* **Directions for this task**: Using the listing below, give the number of lines where "year" appears, and nothing else.

---+---

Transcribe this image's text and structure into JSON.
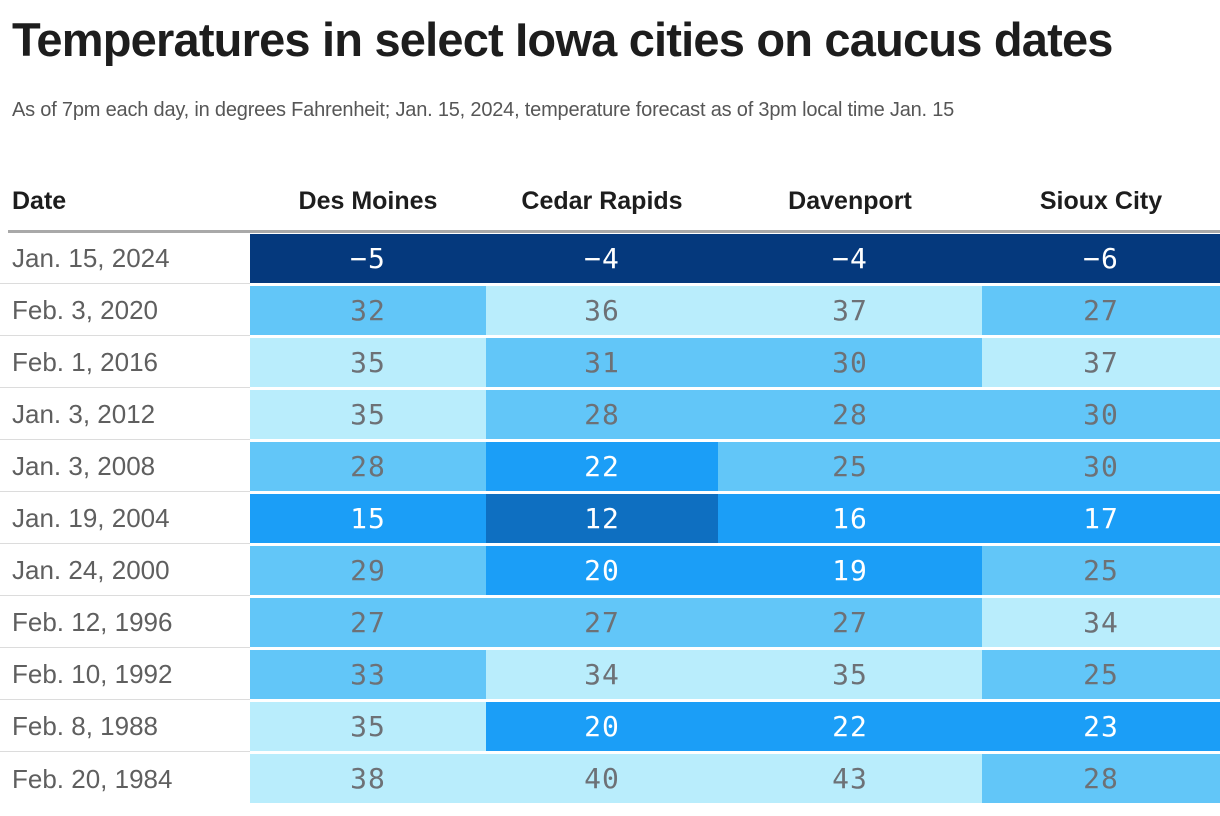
{
  "title": "Temperatures in select Iowa cities on caucus dates",
  "subtitle": "As of 7pm each day, in degrees Fahrenheit; Jan. 15, 2024, temperature forecast as of 3pm local time Jan. 15",
  "chart_data": {
    "type": "heatmap",
    "columns": [
      "Date",
      "Des Moines",
      "Cedar Rapids",
      "Davenport",
      "Sioux City"
    ],
    "rows": [
      {
        "date": "Jan. 15, 2024",
        "values": [
          -5,
          -4,
          -4,
          -6
        ],
        "levels": [
          0,
          0,
          0,
          0
        ]
      },
      {
        "date": "Feb. 3, 2020",
        "values": [
          32,
          36,
          37,
          27
        ],
        "levels": [
          3,
          4,
          4,
          3
        ]
      },
      {
        "date": "Feb. 1, 2016",
        "values": [
          35,
          31,
          30,
          37
        ],
        "levels": [
          4,
          3,
          3,
          4
        ]
      },
      {
        "date": "Jan. 3, 2012",
        "values": [
          35,
          28,
          28,
          30
        ],
        "levels": [
          4,
          3,
          3,
          3
        ]
      },
      {
        "date": "Jan. 3, 2008",
        "values": [
          28,
          22,
          25,
          30
        ],
        "levels": [
          3,
          2,
          3,
          3
        ]
      },
      {
        "date": "Jan. 19, 2004",
        "values": [
          15,
          12,
          16,
          17
        ],
        "levels": [
          2,
          1,
          2,
          2
        ]
      },
      {
        "date": "Jan. 24, 2000",
        "values": [
          29,
          20,
          19,
          25
        ],
        "levels": [
          3,
          2,
          2,
          3
        ]
      },
      {
        "date": "Feb. 12, 1996",
        "values": [
          27,
          27,
          27,
          34
        ],
        "levels": [
          3,
          3,
          3,
          4
        ]
      },
      {
        "date": "Feb. 10, 1992",
        "values": [
          33,
          34,
          35,
          25
        ],
        "levels": [
          3,
          4,
          4,
          3
        ]
      },
      {
        "date": "Feb. 8, 1988",
        "values": [
          35,
          20,
          22,
          23
        ],
        "levels": [
          4,
          2,
          2,
          2
        ]
      },
      {
        "date": "Feb. 20, 1984",
        "values": [
          38,
          40,
          43,
          28
        ],
        "levels": [
          4,
          4,
          4,
          3
        ]
      }
    ],
    "palette": [
      "#05397d",
      "#0e6fc1",
      "#1b9ef7",
      "#62c6f8",
      "#b9edfc"
    ],
    "text_colors": {
      "on_dark_cell": "#ffffff",
      "on_light_cell": "#6d7176"
    },
    "legend_position": "none",
    "grid": false
  }
}
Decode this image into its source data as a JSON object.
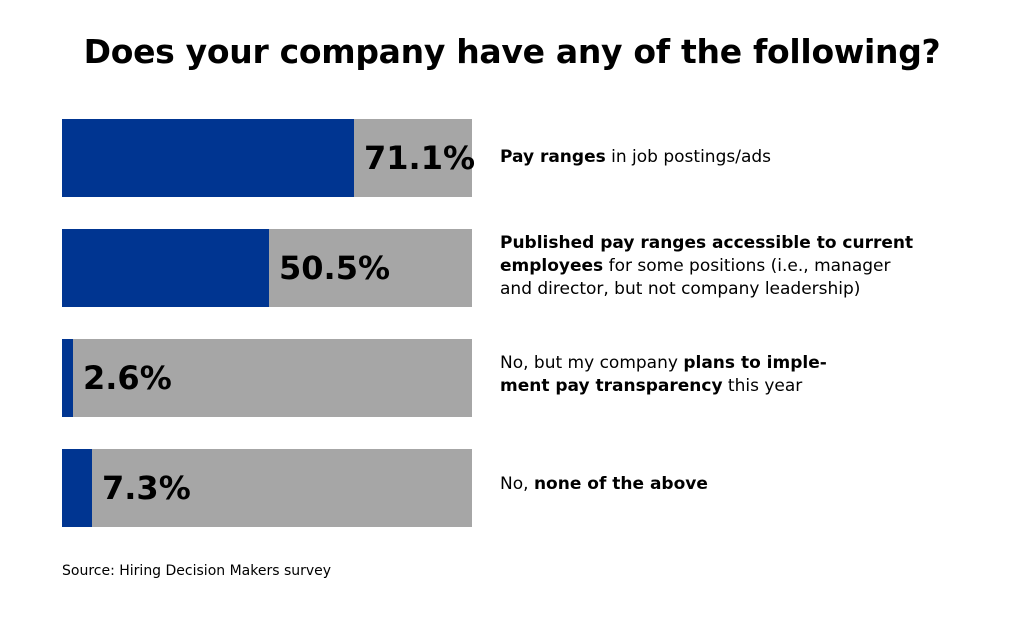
{
  "title": "Does your company have any of the following?",
  "source": "Source: Hiring Decision Makers survey",
  "colors": {
    "fill": "#003591",
    "track": "#a6a6a6"
  },
  "chart_data": {
    "type": "bar",
    "orientation": "horizontal",
    "title": "Does your company have any of the following?",
    "xlim": [
      0,
      100
    ],
    "categories": [
      "Pay ranges in job postings/ads",
      "Published pay ranges accessible to current employees for some positions (i.e., manager and director, but not company leadership)",
      "No, but my company plans to implement pay transparency this year",
      "No, none of the above"
    ],
    "values": [
      71.1,
      50.5,
      2.6,
      7.3
    ],
    "value_labels": [
      "71.1%",
      "50.5%",
      "2.6%",
      "7.3%"
    ],
    "label_parts": [
      [
        {
          "text": "Pay ranges",
          "bold": true
        },
        {
          "text": " in job postings/ads",
          "bold": false
        }
      ],
      [
        {
          "text": "Published pay ranges accessible to current",
          "bold": true,
          "break": true
        },
        {
          "text": "employees",
          "bold": true
        },
        {
          "text": " for some positions (i.e., manager",
          "bold": false,
          "break": true
        },
        {
          "text": "and director, but not company leadership)",
          "bold": false
        }
      ],
      [
        {
          "text": "No, but my company ",
          "bold": false
        },
        {
          "text": "plans to imple-",
          "bold": true,
          "break": true
        },
        {
          "text": "ment pay transparency",
          "bold": true
        },
        {
          "text": " this year",
          "bold": false
        }
      ],
      [
        {
          "text": "No, ",
          "bold": false
        },
        {
          "text": "none of the above",
          "bold": true
        }
      ]
    ]
  }
}
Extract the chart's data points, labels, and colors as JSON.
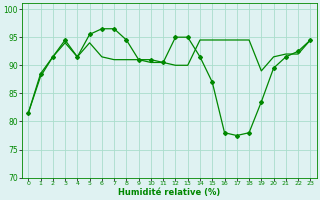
{
  "line1_x": [
    0,
    1,
    2,
    3,
    4,
    5,
    6,
    7,
    8,
    9,
    10,
    11,
    12,
    13,
    14,
    15,
    16,
    17,
    18,
    19,
    20,
    21,
    22,
    23
  ],
  "line1_y": [
    81.5,
    88.5,
    91.5,
    94.5,
    91.5,
    95.5,
    96.5,
    96.5,
    94.5,
    91.0,
    91.0,
    90.5,
    95.0,
    95.0,
    91.5,
    87.0,
    78.0,
    77.5,
    78.0,
    83.5,
    89.5,
    91.5,
    92.5,
    94.5
  ],
  "line2_x": [
    0,
    1,
    2,
    3,
    4,
    5,
    6,
    7,
    8,
    9,
    10,
    11,
    12,
    13,
    14,
    15,
    16,
    17,
    18,
    19,
    20,
    21,
    22,
    23
  ],
  "line2_y": [
    81.5,
    88.0,
    91.5,
    94.0,
    91.5,
    94.0,
    91.5,
    91.0,
    91.0,
    91.0,
    90.5,
    90.5,
    90.0,
    90.0,
    94.5,
    94.5,
    94.5,
    94.5,
    94.5,
    89.0,
    91.5,
    92.0,
    92.0,
    94.5
  ],
  "line_color": "#008800",
  "bg_color": "#dff2f2",
  "grid_color": "#aaddcc",
  "xlabel": "Humidité relative (%)",
  "ylim": [
    70,
    101
  ],
  "xlim": [
    -0.5,
    23.5
  ],
  "yticks": [
    70,
    75,
    80,
    85,
    90,
    95,
    100
  ],
  "xticks": [
    0,
    1,
    2,
    3,
    4,
    5,
    6,
    7,
    8,
    9,
    10,
    11,
    12,
    13,
    14,
    15,
    16,
    17,
    18,
    19,
    20,
    21,
    22,
    23
  ]
}
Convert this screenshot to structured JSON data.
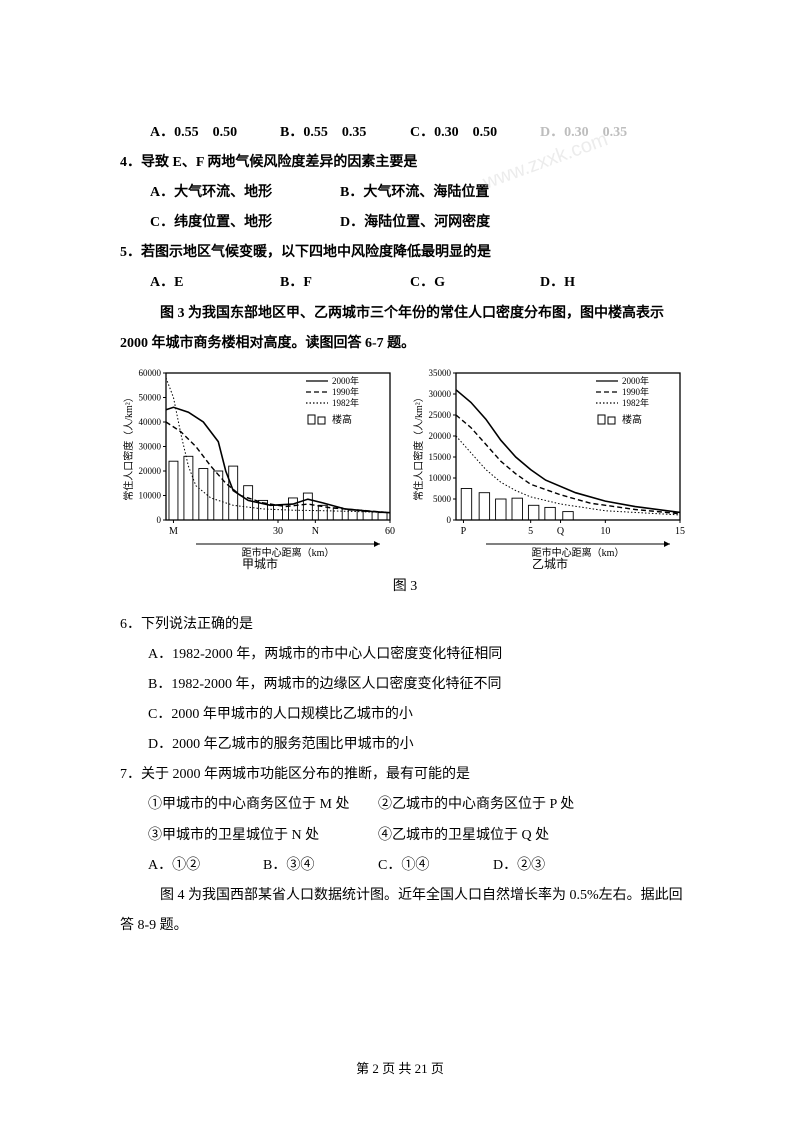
{
  "q3_options": {
    "a": "A．0.55　0.50",
    "b": "B．0.55　0.35",
    "c": "C．0.30　0.50",
    "d": "D．0.30　0.35"
  },
  "q4": {
    "stem": "4．导致 E、F 两地气候风险度差异的因素主要是",
    "a": "A．大气环流、地形",
    "b": "B．大气环流、海陆位置",
    "c": "C．纬度位置、地形",
    "d": "D．海陆位置、河网密度"
  },
  "q5": {
    "stem": "5．若图示地区气候变暖，以下四地中风险度降低最明显的是",
    "a": "A．E",
    "b": "B．F",
    "c": "C．G",
    "d": "D．H"
  },
  "intro67": "图 3 为我国东部地区甲、乙两城市三个年份的常住人口密度分布图，图中楼高表示 2000 年城市商务楼相对高度。读图回答 6-7 题。",
  "figure3_caption": "图 3",
  "q6": {
    "stem": "6．下列说法正确的是",
    "a": "A．1982-2000 年，两城市的市中心人口密度变化特征相同",
    "b": "B．1982-2000 年，两城市的边缘区人口密度变化特征不同",
    "c": "C．2000 年甲城市的人口规模比乙城市的小",
    "d": "D．2000 年乙城市的服务范围比甲城市的小"
  },
  "q7": {
    "stem": "7．关于 2000 年两城市功能区分布的推断，最有可能的是",
    "s1": "①甲城市的中心商务区位于 M 处",
    "s2": "②乙城市的中心商务区位于 P 处",
    "s3": "③甲城市的卫星城位于 N 处",
    "s4": "④乙城市的卫星城位于 Q 处",
    "a": "A．①②",
    "b": "B．③④",
    "c": "C．①④",
    "d": "D．②③"
  },
  "intro89": "图 4 为我国西部某省人口数据统计图。近年全国人口自然增长率为 0.5%左右。据此回答 8-9 题。",
  "footer": "第 2 页 共 21 页",
  "chartA": {
    "title": "甲城市",
    "ylabel": "常住人口密度（人/km²）",
    "xlabel": "距市中心距离（km）",
    "ymax": 60000,
    "ystep": 10000,
    "xticks": [
      "M",
      "",
      "30",
      "N",
      "",
      "60"
    ],
    "legend": [
      "2000年",
      "1990年",
      "1982年",
      "楼高"
    ],
    "colors": {
      "axis": "#000000",
      "text": "#000000",
      "grid": "#000000"
    },
    "line2000": [
      [
        0,
        45000
      ],
      [
        2,
        46000
      ],
      [
        4,
        45000
      ],
      [
        6,
        44000
      ],
      [
        10,
        40000
      ],
      [
        14,
        32000
      ],
      [
        16,
        20000
      ],
      [
        18,
        12000
      ],
      [
        22,
        8000
      ],
      [
        28,
        6000
      ],
      [
        34,
        6500
      ],
      [
        38,
        8500
      ],
      [
        42,
        7000
      ],
      [
        48,
        4500
      ],
      [
        55,
        3500
      ],
      [
        60,
        3000
      ]
    ],
    "line1990": [
      [
        0,
        40000
      ],
      [
        4,
        36000
      ],
      [
        8,
        30000
      ],
      [
        12,
        22000
      ],
      [
        16,
        15000
      ],
      [
        20,
        10000
      ],
      [
        26,
        7000
      ],
      [
        32,
        5500
      ],
      [
        38,
        6500
      ],
      [
        44,
        5000
      ],
      [
        52,
        4000
      ],
      [
        60,
        3000
      ]
    ],
    "line1982": [
      [
        0,
        58000
      ],
      [
        2,
        50000
      ],
      [
        4,
        35000
      ],
      [
        6,
        22000
      ],
      [
        8,
        14000
      ],
      [
        12,
        9000
      ],
      [
        18,
        6000
      ],
      [
        26,
        4500
      ],
      [
        34,
        4000
      ],
      [
        42,
        3800
      ],
      [
        50,
        3500
      ],
      [
        60,
        3000
      ]
    ],
    "bars": [
      [
        2,
        24000
      ],
      [
        6,
        26000
      ],
      [
        10,
        21000
      ],
      [
        14,
        20000
      ],
      [
        18,
        22000
      ],
      [
        22,
        14000
      ],
      [
        26,
        8000
      ],
      [
        30,
        6000
      ],
      [
        34,
        9000
      ],
      [
        38,
        11000
      ],
      [
        42,
        6000
      ],
      [
        46,
        5000
      ],
      [
        50,
        4000
      ],
      [
        54,
        3500
      ],
      [
        58,
        3000
      ]
    ]
  },
  "chartB": {
    "title": "乙城市",
    "ylabel": "常住人口密度（人/km²）",
    "xlabel": "距市中心距离（km）",
    "ymax": 35000,
    "ystep": 5000,
    "xticks": [
      "P",
      "",
      "5",
      "Q",
      "",
      "10",
      "",
      "",
      "15"
    ],
    "legend": [
      "2000年",
      "1990年",
      "1982年",
      "楼高"
    ],
    "line2000": [
      [
        0,
        31000
      ],
      [
        1,
        28000
      ],
      [
        2,
        24000
      ],
      [
        3,
        19000
      ],
      [
        4,
        15000
      ],
      [
        5,
        12000
      ],
      [
        6,
        9500
      ],
      [
        8,
        6500
      ],
      [
        10,
        4500
      ],
      [
        12,
        3200
      ],
      [
        15,
        1800
      ]
    ],
    "line1990": [
      [
        0,
        25000
      ],
      [
        1,
        22000
      ],
      [
        2,
        18000
      ],
      [
        3,
        14000
      ],
      [
        4,
        11000
      ],
      [
        5,
        8500
      ],
      [
        7,
        6000
      ],
      [
        9,
        4000
      ],
      [
        12,
        2500
      ],
      [
        15,
        1500
      ]
    ],
    "line1982": [
      [
        0,
        20000
      ],
      [
        1,
        16000
      ],
      [
        2,
        12000
      ],
      [
        3,
        9000
      ],
      [
        4,
        7000
      ],
      [
        5,
        5500
      ],
      [
        7,
        3800
      ],
      [
        10,
        2200
      ],
      [
        15,
        1200
      ]
    ],
    "bars": [
      [
        0.7,
        7500
      ],
      [
        1.9,
        6500
      ],
      [
        3,
        5000
      ],
      [
        4.1,
        5200
      ],
      [
        5.2,
        3500
      ],
      [
        6.3,
        3000
      ],
      [
        7.5,
        2000
      ]
    ]
  }
}
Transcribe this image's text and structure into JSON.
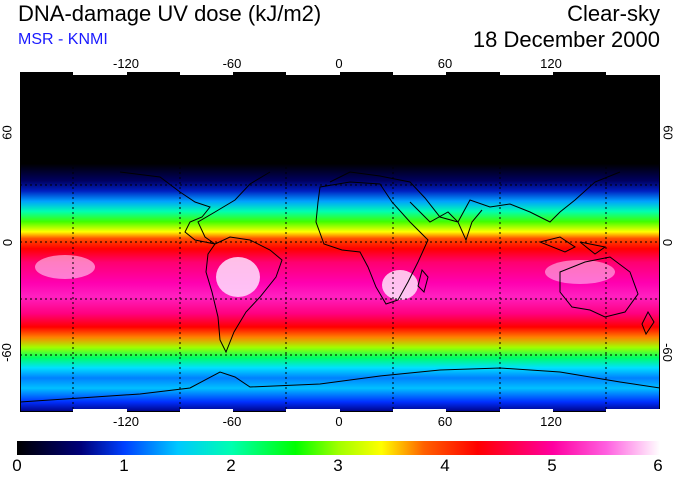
{
  "header": {
    "title": "DNA-damage UV dose (kJ/m2)",
    "subtitle": "MSR - KNMI",
    "mode": "Clear-sky",
    "date": "18 December 2000"
  },
  "map": {
    "lon_ticks": [
      "-120",
      "-60",
      "0",
      "60",
      "120"
    ],
    "lat_ticks_left": [
      "60",
      "0",
      "-60"
    ],
    "lat_ticks_right": [
      "60",
      "0",
      "-60"
    ]
  },
  "colorbar": {
    "labels": [
      "0",
      "1",
      "2",
      "3",
      "4",
      "5",
      "6"
    ],
    "min": 0,
    "max": 6,
    "stops": [
      {
        "value": 0.0,
        "color": "#000000"
      },
      {
        "value": 0.6,
        "color": "#00007a"
      },
      {
        "value": 1.0,
        "color": "#0040ff"
      },
      {
        "value": 1.5,
        "color": "#00c8ff"
      },
      {
        "value": 2.0,
        "color": "#00ffb0"
      },
      {
        "value": 2.6,
        "color": "#00ff00"
      },
      {
        "value": 3.0,
        "color": "#a0ff00"
      },
      {
        "value": 3.4,
        "color": "#ffff00"
      },
      {
        "value": 3.8,
        "color": "#ff6000"
      },
      {
        "value": 4.3,
        "color": "#ff0000"
      },
      {
        "value": 5.0,
        "color": "#ff00a0"
      },
      {
        "value": 5.5,
        "color": "#ff60e0"
      },
      {
        "value": 6.0,
        "color": "#ffffff"
      }
    ]
  },
  "colors": {
    "subtitle": "#1a1aff",
    "coastline": "#000000",
    "grid": "#000000"
  }
}
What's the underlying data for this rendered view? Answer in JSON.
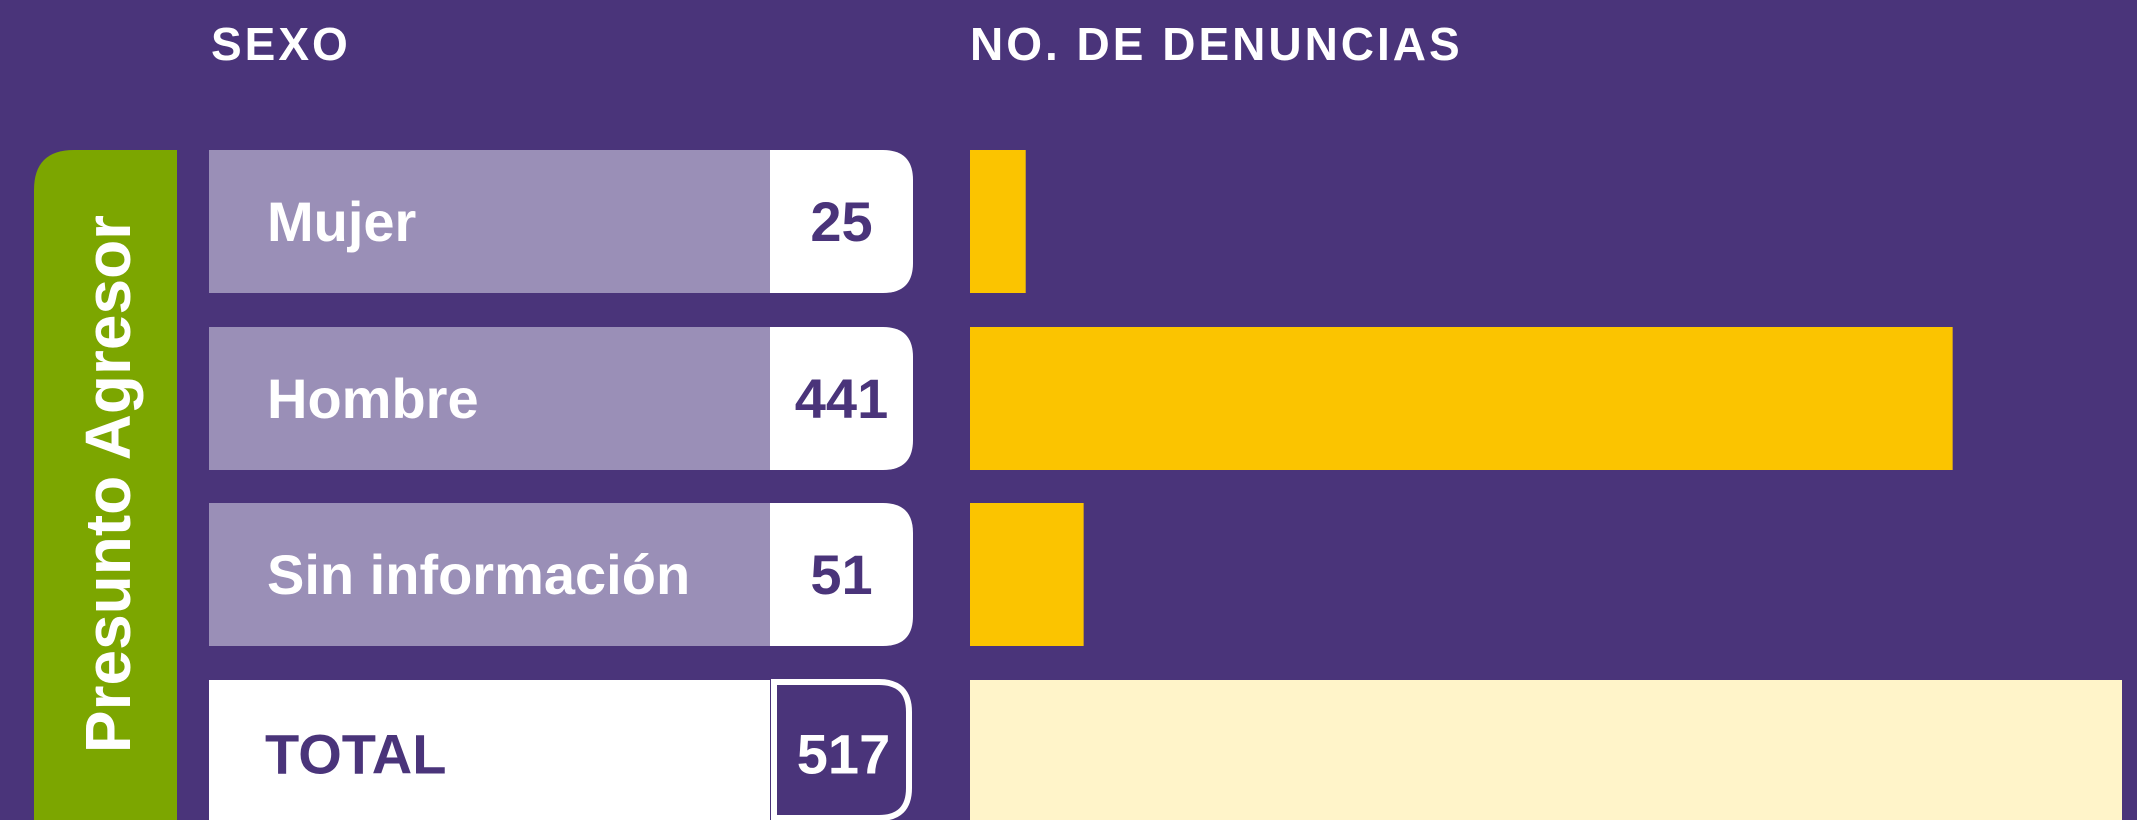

---+---

* **Finished answer**: 2